** START **

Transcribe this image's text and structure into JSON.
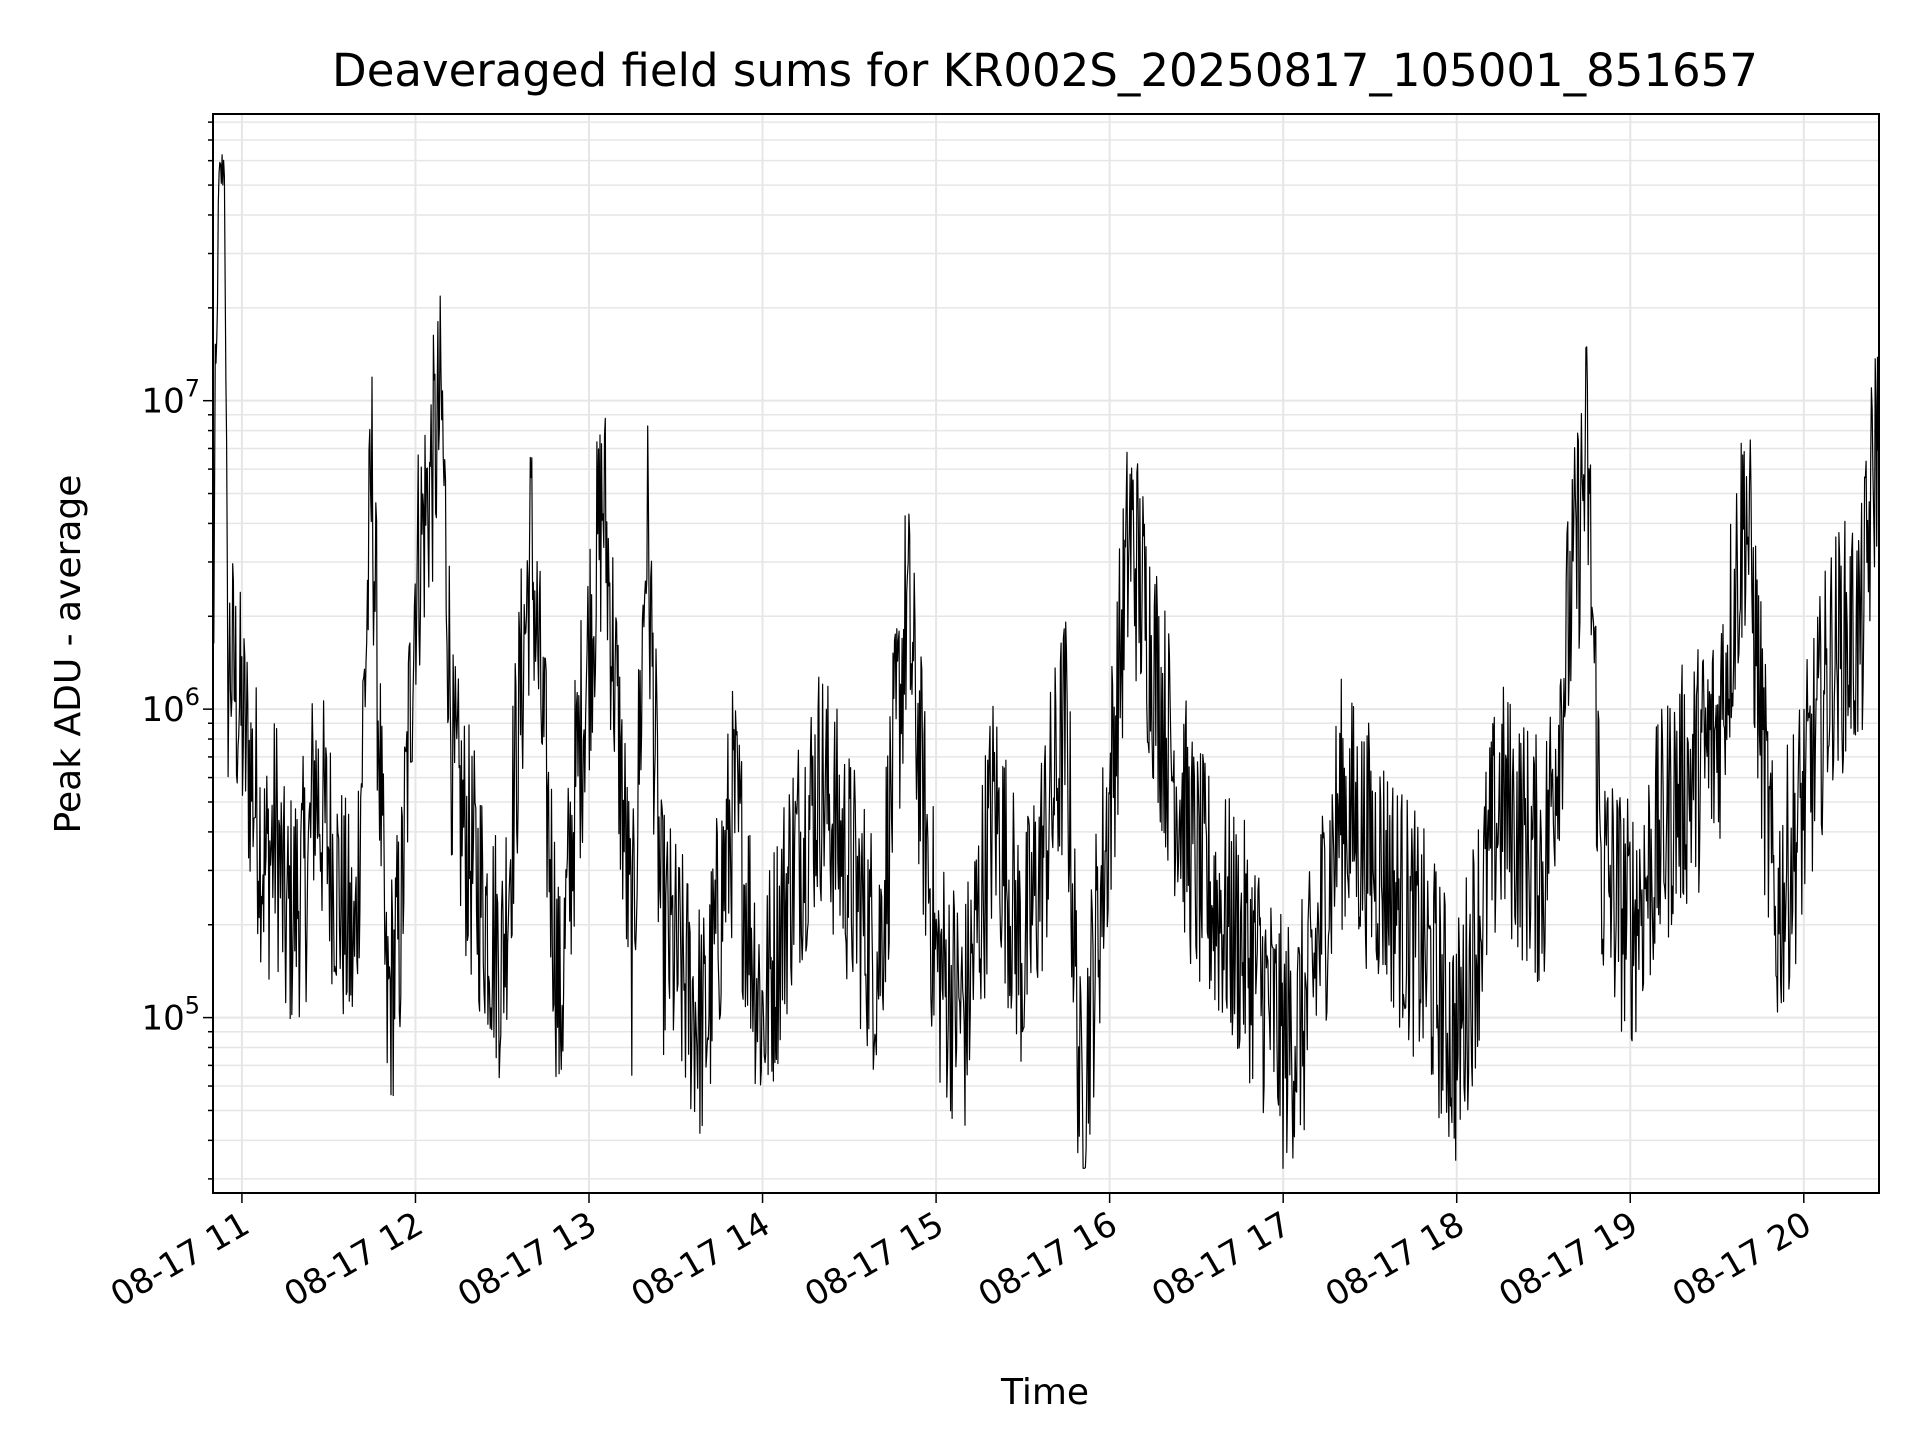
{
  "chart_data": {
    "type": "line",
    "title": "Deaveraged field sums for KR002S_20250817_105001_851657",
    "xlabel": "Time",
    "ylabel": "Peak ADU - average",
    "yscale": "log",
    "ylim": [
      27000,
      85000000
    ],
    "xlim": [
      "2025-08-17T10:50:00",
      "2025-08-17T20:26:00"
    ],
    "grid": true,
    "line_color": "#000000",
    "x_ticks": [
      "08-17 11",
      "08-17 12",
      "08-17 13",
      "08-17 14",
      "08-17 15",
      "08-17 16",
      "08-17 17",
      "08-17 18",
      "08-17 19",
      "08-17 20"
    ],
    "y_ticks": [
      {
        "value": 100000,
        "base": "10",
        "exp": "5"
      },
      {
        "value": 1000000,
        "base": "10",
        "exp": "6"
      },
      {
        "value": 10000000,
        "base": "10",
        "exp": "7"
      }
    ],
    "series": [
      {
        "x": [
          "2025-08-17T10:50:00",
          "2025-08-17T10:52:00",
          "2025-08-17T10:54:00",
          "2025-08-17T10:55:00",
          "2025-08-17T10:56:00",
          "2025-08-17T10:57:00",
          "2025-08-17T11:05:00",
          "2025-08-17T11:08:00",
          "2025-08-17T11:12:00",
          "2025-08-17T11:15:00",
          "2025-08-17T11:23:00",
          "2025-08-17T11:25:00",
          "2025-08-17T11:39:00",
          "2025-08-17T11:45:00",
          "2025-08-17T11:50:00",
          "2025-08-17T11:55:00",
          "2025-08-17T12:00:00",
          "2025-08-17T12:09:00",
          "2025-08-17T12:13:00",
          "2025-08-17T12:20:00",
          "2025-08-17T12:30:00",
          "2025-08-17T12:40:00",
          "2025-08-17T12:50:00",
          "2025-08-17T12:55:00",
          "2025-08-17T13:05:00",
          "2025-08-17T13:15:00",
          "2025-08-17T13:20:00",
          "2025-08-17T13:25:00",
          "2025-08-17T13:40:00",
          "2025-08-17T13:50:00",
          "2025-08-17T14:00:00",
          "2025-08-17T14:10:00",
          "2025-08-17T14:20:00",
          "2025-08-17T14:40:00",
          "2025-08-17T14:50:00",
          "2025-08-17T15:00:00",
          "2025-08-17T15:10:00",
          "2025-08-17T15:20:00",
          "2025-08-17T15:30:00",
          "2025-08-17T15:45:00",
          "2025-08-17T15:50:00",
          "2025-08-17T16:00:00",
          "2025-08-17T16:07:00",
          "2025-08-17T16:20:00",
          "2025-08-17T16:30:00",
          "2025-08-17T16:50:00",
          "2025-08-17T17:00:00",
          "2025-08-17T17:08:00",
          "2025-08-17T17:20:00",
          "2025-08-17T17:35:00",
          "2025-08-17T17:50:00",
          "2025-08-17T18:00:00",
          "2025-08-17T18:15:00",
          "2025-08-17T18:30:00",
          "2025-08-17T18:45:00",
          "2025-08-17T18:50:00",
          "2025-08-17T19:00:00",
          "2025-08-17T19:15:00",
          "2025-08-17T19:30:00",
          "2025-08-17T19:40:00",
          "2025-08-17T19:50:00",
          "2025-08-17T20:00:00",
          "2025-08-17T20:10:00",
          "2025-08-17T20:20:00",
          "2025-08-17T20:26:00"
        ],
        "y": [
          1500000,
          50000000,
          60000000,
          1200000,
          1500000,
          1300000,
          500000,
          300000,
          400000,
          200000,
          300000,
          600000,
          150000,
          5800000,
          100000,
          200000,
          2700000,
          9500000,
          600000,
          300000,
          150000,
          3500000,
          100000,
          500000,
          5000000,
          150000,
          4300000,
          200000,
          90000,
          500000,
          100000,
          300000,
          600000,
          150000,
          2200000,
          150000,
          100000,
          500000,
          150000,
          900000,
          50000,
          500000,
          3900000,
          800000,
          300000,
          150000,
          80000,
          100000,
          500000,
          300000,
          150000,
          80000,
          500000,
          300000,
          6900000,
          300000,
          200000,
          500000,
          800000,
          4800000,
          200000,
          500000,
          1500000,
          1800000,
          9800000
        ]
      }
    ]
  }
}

** END **

#### WHAT THE EXERCISE ASKS:
In your copy, repeat each record exactly and include no pictures.

#### THE COMPLETED TASK:
Transcribe this image's text and structure into JSON.
{
  "chart_data": {
    "type": "line",
    "title": "Deaveraged field sums for KR002S_20250817_105001_851657",
    "xlabel": "Time",
    "ylabel": "Peak ADU - average",
    "yscale": "log",
    "ylim": [
      27000,
      85000000
    ],
    "xlim": [
      "2025-08-17T10:50:00",
      "2025-08-17T20:26:00"
    ],
    "grid": true,
    "line_color": "#000000",
    "x_ticks": [
      "08-17 11",
      "08-17 12",
      "08-17 13",
      "08-17 14",
      "08-17 15",
      "08-17 16",
      "08-17 17",
      "08-17 18",
      "08-17 19",
      "08-17 20"
    ],
    "y_ticks": [
      {
        "value": 100000,
        "base": "10",
        "exp": "5"
      },
      {
        "value": 1000000,
        "base": "10",
        "exp": "6"
      },
      {
        "value": 10000000,
        "base": "10",
        "exp": "7"
      }
    ],
    "series": [
      {
        "x": [
          "2025-08-17T10:50:00",
          "2025-08-17T10:52:00",
          "2025-08-17T10:54:00",
          "2025-08-17T10:55:00",
          "2025-08-17T10:56:00",
          "2025-08-17T10:57:00",
          "2025-08-17T11:05:00",
          "2025-08-17T11:08:00",
          "2025-08-17T11:12:00",
          "2025-08-17T11:15:00",
          "2025-08-17T11:23:00",
          "2025-08-17T11:25:00",
          "2025-08-17T11:39:00",
          "2025-08-17T11:45:00",
          "2025-08-17T11:50:00",
          "2025-08-17T11:55:00",
          "2025-08-17T12:00:00",
          "2025-08-17T12:09:00",
          "2025-08-17T12:13:00",
          "2025-08-17T12:20:00",
          "2025-08-17T12:30:00",
          "2025-08-17T12:40:00",
          "2025-08-17T12:50:00",
          "2025-08-17T12:55:00",
          "2025-08-17T13:05:00",
          "2025-08-17T13:15:00",
          "2025-08-17T13:20:00",
          "2025-08-17T13:25:00",
          "2025-08-17T13:40:00",
          "2025-08-17T13:50:00",
          "2025-08-17T14:00:00",
          "2025-08-17T14:10:00",
          "2025-08-17T14:20:00",
          "2025-08-17T14:40:00",
          "2025-08-17T14:50:00",
          "2025-08-17T15:00:00",
          "2025-08-17T15:10:00",
          "2025-08-17T15:20:00",
          "2025-08-17T15:30:00",
          "2025-08-17T15:45:00",
          "2025-08-17T15:50:00",
          "2025-08-17T16:00:00",
          "2025-08-17T16:07:00",
          "2025-08-17T16:20:00",
          "2025-08-17T16:30:00",
          "2025-08-17T16:50:00",
          "2025-08-17T17:00:00",
          "2025-08-17T17:08:00",
          "2025-08-17T17:20:00",
          "2025-08-17T17:35:00",
          "2025-08-17T17:50:00",
          "2025-08-17T18:00:00",
          "2025-08-17T18:15:00",
          "2025-08-17T18:30:00",
          "2025-08-17T18:45:00",
          "2025-08-17T18:50:00",
          "2025-08-17T19:00:00",
          "2025-08-17T19:15:00",
          "2025-08-17T19:30:00",
          "2025-08-17T19:40:00",
          "2025-08-17T19:50:00",
          "2025-08-17T20:00:00",
          "2025-08-17T20:10:00",
          "2025-08-17T20:20:00",
          "2025-08-17T20:26:00"
        ],
        "y": [
          1500000,
          50000000,
          60000000,
          1200000,
          1500000,
          1300000,
          500000,
          300000,
          400000,
          200000,
          300000,
          600000,
          150000,
          5800000,
          100000,
          200000,
          2700000,
          9500000,
          600000,
          300000,
          150000,
          3500000,
          100000,
          500000,
          5000000,
          150000,
          4300000,
          200000,
          90000,
          500000,
          100000,
          300000,
          600000,
          150000,
          2200000,
          150000,
          100000,
          500000,
          150000,
          900000,
          50000,
          500000,
          3900000,
          800000,
          300000,
          150000,
          80000,
          100000,
          500000,
          300000,
          150000,
          80000,
          500000,
          300000,
          6900000,
          300000,
          200000,
          500000,
          800000,
          4800000,
          200000,
          500000,
          1500000,
          1800000,
          9800000
        ]
      }
    ]
  }
}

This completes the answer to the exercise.